• [Records provided]:
################

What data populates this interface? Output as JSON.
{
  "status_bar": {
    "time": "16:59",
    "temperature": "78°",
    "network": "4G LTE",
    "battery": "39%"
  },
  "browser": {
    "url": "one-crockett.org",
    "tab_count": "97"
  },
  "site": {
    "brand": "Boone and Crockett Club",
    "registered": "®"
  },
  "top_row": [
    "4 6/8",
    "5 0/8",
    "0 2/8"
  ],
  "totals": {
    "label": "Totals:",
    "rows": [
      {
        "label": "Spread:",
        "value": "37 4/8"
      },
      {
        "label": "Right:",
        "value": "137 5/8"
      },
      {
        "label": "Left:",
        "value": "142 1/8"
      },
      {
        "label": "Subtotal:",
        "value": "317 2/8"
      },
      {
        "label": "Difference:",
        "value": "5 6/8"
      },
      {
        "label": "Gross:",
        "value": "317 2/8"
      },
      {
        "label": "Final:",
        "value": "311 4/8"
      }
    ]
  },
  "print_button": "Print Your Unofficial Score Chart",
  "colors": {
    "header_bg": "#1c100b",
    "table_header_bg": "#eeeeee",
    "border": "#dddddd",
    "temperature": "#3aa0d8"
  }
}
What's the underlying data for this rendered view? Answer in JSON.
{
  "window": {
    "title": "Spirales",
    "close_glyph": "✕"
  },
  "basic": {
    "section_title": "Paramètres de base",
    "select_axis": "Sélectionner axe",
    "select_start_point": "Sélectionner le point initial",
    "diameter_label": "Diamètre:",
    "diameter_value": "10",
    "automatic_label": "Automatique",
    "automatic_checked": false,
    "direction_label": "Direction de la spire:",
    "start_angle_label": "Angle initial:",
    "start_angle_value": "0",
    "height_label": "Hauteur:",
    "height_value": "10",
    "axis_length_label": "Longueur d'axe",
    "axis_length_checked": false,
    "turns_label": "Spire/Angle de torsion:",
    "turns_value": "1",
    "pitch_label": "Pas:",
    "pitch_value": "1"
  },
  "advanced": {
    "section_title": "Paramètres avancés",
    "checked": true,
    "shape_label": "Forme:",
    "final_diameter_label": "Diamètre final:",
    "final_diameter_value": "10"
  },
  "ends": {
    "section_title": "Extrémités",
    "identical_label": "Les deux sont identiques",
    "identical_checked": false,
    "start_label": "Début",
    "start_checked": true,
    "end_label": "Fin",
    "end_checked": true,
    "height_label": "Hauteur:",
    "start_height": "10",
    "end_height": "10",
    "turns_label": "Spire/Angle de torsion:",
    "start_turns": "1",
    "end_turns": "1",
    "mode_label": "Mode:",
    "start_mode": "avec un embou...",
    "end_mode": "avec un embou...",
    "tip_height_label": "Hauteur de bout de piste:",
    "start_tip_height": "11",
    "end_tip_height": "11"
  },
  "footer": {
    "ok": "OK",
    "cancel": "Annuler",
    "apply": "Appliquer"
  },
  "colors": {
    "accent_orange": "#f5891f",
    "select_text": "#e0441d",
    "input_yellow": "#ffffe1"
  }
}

################

• [Aim of the exercise]:
Give the listing above again, word for word.

• [Task output]:
What data populates this interface? Output as JSON.
{
  "status_bar": {
    "time": "16:59",
    "temperature": "78°",
    "network": "4G LTE",
    "battery": "39%"
  },
  "browser": {
    "url": "one-crockett.org",
    "tab_count": "97"
  },
  "site": {
    "brand": "Boone and Crockett Club",
    "registered": "®"
  },
  "top_row": [
    "4 6/8",
    "5 0/8",
    "0 2/8"
  ],
  "totals": {
    "label": "Totals:",
    "rows": [
      {
        "label": "Spread:",
        "value": "37 4/8"
      },
      {
        "label": "Right:",
        "value": "137 5/8"
      },
      {
        "label": "Left:",
        "value": "142 1/8"
      },
      {
        "label": "Subtotal:",
        "value": "317 2/8"
      },
      {
        "label": "Difference:",
        "value": "5 6/8"
      },
      {
        "label": "Gross:",
        "value": "317 2/8"
      },
      {
        "label": "Final:",
        "value": "311 4/8"
      }
    ]
  },
  "print_button": "Print Your Unofficial Score Chart",
  "colors": {
    "header_bg": "#1c100b",
    "table_header_bg": "#eeeeee",
    "border": "#dddddd",
    "temperature": "#3aa0d8"
  }
}
What's the underlying data for this rendered view? Answer in JSON.
{
  "window": {
    "title": "Spirales",
    "close_glyph": "✕"
  },
  "basic": {
    "section_title": "Paramètres de base",
    "select_axis": "Sélectionner axe",
    "select_start_point": "Sélectionner le point initial",
    "diameter_label": "Diamètre:",
    "diameter_value": "10",
    "automatic_label": "Automatique",
    "automatic_checked": false,
    "direction_label": "Direction de la spire:",
    "start_angle_label": "Angle initial:",
    "start_angle_value": "0",
    "height_label": "Hauteur:",
    "height_value": "10",
    "axis_length_label": "Longueur d'axe",
    "axis_length_checked": false,
    "turns_label": "Spire/Angle de torsion:",
    "turns_value": "1",
    "pitch_label": "Pas:",
    "pitch_value": "1"
  },
  "advanced": {
    "section_title": "Paramètres avancés",
    "checked": true,
    "shape_label": "Forme:",
    "final_diameter_label": "Diamètre final:",
    "final_diameter_value": "10"
  },
  "ends": {
    "section_title": "Extrémités",
    "identical_label": "Les deux sont identiques",
    "identical_checked": false,
    "start_label": "Début",
    "start_checked": true,
    "end_label": "Fin",
    "end_checked": true,
    "height_label": "Hauteur:",
    "start_height": "10",
    "end_height": "10",
    "turns_label": "Spire/Angle de torsion:",
    "start_turns": "1",
    "end_turns": "1",
    "mode_label": "Mode:",
    "start_mode": "avec un embou...",
    "end_mode": "avec un embou...",
    "tip_height_label": "Hauteur de bout de piste:",
    "start_tip_height": "11",
    "end_tip_height": "11"
  },
  "footer": {
    "ok": "OK",
    "cancel": "Annuler",
    "apply": "Appliquer"
  },
  "colors": {
    "accent_orange": "#f5891f",
    "select_text": "#e0441d",
    "input_yellow": "#ffffe1"
  }
}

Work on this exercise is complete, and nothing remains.